### What you have to do
Find every line in the records below that holds the word "Post", and copy each one.

### Data to use
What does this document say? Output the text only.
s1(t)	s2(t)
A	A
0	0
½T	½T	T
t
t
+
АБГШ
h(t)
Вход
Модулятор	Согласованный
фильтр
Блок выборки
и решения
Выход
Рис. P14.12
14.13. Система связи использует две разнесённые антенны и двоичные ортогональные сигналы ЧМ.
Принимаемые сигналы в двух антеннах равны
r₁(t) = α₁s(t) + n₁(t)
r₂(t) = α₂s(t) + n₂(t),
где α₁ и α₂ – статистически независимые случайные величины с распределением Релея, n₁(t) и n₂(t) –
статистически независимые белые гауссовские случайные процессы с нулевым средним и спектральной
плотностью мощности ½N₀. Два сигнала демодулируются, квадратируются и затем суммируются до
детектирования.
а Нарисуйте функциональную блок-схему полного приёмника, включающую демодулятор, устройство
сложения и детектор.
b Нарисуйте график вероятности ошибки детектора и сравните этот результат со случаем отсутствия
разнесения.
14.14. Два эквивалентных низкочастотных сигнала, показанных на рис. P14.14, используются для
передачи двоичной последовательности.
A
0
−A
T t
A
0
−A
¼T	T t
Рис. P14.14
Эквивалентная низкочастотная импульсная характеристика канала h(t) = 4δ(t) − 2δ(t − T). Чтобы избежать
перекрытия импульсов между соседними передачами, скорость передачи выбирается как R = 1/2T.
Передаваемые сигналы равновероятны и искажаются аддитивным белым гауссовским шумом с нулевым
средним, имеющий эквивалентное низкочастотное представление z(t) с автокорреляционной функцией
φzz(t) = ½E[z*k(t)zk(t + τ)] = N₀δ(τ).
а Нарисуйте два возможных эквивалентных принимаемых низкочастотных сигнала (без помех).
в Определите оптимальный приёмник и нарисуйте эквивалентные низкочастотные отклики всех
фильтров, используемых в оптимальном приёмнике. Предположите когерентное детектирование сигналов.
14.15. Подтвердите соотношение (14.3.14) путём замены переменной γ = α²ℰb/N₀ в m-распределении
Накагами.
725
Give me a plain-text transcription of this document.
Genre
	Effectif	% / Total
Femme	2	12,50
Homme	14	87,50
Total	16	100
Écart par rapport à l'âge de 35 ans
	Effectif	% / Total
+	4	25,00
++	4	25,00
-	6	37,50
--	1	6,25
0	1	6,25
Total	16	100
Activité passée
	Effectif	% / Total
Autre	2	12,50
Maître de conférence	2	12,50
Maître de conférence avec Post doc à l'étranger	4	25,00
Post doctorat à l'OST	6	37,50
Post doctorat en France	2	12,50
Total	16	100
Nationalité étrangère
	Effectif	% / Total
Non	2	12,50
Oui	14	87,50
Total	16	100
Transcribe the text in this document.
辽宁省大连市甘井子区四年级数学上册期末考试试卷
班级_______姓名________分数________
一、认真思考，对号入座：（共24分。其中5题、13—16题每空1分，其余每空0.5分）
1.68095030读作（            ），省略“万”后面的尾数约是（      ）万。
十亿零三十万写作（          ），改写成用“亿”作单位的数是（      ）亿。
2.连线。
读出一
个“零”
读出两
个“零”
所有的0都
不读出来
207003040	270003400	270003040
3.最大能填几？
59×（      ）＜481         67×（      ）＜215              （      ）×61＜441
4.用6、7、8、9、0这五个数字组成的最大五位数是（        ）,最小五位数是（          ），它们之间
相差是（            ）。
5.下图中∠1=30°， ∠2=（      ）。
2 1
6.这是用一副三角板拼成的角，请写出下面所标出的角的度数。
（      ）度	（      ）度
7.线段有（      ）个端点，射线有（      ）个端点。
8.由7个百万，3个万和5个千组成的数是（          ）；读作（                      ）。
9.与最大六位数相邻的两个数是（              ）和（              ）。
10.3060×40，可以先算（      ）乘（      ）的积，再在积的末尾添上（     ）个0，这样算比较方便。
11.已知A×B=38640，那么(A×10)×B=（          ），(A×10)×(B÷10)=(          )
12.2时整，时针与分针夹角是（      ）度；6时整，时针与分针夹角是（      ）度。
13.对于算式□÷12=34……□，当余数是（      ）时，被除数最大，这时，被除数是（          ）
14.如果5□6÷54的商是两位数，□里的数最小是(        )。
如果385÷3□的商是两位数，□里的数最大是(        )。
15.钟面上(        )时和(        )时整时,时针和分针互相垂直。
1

### Worked solution
Maître de conférence avec Post doc à l'étranger	4	25,00
Post doctorat à l'OST	6	37,50
Post doctorat en France	2	12,50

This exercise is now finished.